» RECORDS SHOWN:
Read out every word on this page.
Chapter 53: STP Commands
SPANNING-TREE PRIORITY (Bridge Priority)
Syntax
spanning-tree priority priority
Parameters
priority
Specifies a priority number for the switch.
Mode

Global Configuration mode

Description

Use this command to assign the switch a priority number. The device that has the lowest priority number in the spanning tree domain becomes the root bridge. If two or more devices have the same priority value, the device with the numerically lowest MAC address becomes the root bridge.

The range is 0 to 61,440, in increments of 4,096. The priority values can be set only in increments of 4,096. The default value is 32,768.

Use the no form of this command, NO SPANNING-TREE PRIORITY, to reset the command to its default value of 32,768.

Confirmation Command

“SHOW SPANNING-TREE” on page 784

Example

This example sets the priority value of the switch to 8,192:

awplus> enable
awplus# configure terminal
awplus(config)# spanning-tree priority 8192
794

» WRITTEN EXERCISE: Take each line containing the string "switch" and copy it out.

» COMPLETE RESPONSE:
Specifies a priority number for the switch.
Use this command to assign the switch a priority number. The device that has the lowest priority number in the spanning tree domain becomes the root bridge. If two or more devices have the same priority value, the device with the numerically lowest MAC address becomes the root bridge.
This example sets the priority value of the switch to 8,192:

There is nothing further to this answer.